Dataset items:
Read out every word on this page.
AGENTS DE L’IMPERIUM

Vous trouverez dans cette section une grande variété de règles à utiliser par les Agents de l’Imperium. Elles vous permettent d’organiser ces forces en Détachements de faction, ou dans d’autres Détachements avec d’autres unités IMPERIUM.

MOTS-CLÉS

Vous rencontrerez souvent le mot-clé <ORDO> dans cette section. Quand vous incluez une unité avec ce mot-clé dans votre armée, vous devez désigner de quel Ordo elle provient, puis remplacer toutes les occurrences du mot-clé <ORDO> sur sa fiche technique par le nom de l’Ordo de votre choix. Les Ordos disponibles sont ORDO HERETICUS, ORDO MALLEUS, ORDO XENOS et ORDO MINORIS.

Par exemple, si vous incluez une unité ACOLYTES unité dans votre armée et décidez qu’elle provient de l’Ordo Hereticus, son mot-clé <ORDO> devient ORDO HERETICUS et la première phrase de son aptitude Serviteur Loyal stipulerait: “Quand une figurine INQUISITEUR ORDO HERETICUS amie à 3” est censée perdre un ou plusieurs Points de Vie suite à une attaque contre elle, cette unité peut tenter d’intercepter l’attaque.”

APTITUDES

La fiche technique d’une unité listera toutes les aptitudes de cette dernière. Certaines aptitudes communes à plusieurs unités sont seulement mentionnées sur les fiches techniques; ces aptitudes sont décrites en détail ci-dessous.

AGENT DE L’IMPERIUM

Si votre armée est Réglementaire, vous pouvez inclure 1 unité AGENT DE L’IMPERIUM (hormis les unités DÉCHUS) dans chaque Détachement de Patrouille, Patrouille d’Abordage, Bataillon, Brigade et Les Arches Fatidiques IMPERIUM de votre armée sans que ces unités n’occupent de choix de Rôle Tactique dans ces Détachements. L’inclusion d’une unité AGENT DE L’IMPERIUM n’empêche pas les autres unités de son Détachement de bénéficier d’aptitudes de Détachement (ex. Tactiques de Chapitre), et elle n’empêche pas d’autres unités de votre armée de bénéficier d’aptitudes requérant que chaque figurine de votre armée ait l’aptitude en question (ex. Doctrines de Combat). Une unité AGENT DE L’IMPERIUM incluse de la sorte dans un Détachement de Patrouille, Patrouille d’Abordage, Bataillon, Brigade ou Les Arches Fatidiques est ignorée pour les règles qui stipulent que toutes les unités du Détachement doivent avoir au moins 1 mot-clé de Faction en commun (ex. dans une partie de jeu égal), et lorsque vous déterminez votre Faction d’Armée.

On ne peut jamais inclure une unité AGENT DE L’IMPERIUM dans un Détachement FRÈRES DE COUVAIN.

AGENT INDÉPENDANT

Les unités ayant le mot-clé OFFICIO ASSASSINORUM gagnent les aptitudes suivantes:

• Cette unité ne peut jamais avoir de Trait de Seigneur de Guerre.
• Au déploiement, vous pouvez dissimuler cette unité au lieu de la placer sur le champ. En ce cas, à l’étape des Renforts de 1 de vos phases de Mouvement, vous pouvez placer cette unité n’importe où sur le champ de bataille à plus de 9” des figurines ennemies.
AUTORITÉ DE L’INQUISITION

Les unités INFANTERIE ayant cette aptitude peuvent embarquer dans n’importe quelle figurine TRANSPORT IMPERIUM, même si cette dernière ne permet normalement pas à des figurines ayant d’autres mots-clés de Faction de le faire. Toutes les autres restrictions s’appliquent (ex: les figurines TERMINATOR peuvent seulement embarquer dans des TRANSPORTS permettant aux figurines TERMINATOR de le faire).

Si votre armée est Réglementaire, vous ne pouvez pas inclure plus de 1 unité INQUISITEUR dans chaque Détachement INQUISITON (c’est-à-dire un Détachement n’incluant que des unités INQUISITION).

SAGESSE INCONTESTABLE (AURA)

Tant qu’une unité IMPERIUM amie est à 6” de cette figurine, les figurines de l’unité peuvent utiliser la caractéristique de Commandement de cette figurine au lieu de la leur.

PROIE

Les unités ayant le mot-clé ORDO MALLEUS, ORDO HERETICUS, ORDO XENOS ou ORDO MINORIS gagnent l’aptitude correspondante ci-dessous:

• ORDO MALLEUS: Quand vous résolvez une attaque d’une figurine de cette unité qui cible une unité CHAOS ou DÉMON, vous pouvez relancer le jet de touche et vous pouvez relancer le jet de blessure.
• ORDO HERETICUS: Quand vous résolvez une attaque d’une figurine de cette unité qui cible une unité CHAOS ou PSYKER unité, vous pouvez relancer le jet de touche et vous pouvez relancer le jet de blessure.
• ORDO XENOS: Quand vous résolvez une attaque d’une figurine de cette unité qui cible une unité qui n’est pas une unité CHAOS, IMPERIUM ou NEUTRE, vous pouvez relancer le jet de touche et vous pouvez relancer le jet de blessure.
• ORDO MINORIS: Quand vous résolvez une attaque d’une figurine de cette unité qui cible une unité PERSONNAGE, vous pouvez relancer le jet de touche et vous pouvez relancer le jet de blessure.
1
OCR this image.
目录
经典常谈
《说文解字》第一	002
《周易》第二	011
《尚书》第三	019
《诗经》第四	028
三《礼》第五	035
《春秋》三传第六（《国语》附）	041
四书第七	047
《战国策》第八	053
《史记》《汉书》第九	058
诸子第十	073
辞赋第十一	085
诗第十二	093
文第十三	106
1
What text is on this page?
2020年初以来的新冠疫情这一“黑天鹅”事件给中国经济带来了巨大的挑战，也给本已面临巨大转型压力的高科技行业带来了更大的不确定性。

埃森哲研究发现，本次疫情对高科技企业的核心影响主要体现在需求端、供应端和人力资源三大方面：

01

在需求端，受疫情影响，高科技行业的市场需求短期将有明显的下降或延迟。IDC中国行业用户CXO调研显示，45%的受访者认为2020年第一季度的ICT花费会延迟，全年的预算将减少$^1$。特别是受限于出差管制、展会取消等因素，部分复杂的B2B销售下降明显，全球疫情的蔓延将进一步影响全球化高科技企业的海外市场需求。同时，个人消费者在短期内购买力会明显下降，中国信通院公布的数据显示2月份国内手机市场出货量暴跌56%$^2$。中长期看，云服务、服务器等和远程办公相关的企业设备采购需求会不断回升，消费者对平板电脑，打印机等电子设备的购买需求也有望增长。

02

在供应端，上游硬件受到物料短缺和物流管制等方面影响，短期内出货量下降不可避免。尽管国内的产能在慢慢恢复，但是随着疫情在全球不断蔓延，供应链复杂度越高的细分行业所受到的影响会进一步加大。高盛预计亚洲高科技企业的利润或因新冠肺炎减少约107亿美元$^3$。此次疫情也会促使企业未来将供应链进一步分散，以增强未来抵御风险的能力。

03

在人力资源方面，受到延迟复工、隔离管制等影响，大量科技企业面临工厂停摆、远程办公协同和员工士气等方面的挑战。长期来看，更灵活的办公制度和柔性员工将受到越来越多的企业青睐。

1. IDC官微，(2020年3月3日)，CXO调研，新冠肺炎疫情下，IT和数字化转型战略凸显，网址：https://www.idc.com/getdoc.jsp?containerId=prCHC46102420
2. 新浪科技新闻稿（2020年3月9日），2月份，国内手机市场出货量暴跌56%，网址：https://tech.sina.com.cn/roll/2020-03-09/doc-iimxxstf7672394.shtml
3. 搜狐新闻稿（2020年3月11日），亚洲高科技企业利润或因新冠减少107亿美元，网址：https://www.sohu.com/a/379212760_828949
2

STATED EXERCISE: Could you give again exactly the lines from the line containing "What text is on this page?" through the final line of the data above, and no others?

WRITTEN ANSWER:
What text is on this page?
2020年初以来的新冠疫情这一“黑天鹅”事件给中国经济带来了巨大的挑战，也给本已面临巨大转型压力的高科技行业带来了更大的不确定性。

埃森哲研究发现，本次疫情对高科技企业的核心影响主要体现在需求端、供应端和人力资源三大方面：

01

在需求端，受疫情影响，高科技行业的市场需求短期将有明显的下降或延迟。IDC中国行业用户CXO调研显示，45%的受访者认为2020年第一季度的ICT花费会延迟，全年的预算将减少$^1$。特别是受限于出差管制、展会取消等因素，部分复杂的B2B销售下降明显，全球疫情的蔓延将进一步影响全球化高科技企业的海外市场需求。同时，个人消费者在短期内购买力会明显下降，中国信通院公布的数据显示2月份国内手机市场出货量暴跌56%$^2$。中长期看，云服务、服务器等和远程办公相关的企业设备采购需求会不断回升，消费者对平板电脑，打印机等电子设备的购买需求也有望增长。

02

在供应端，上游硬件受到物料短缺和物流管制等方面影响，短期内出货量下降不可避免。尽管国内的产能在慢慢恢复，但是随着疫情在全球不断蔓延，供应链复杂度越高的细分行业所受到的影响会进一步加大。高盛预计亚洲高科技企业的利润或因新冠肺炎减少约107亿美元$^3$。此次疫情也会促使企业未来将供应链进一步分散，以增强未来抵御风险的能力。

03

在人力资源方面，受到延迟复工、隔离管制等影响，大量科技企业面临工厂停摆、远程办公协同和员工士气等方面的挑战。长期来看，更灵活的办公制度和柔性员工将受到越来越多的企业青睐。

1. IDC官微，(2020年3月3日)，CXO调研，新冠肺炎疫情下，IT和数字化转型战略凸显，网址：https://www.idc.com/getdoc.jsp?containerId=prCHC46102420
2. 新浪科技新闻稿（2020年3月9日），2月份，国内手机市场出货量暴跌56%，网址：https://tech.sina.com.cn/roll/2020-03-09/doc-iimxxstf7672394.shtml
3. 搜狐新闻稿（2020年3月11日），亚洲高科技企业利润或因新冠减少107亿美元，网址：https://www.sohu.com/a/379212760_828949
2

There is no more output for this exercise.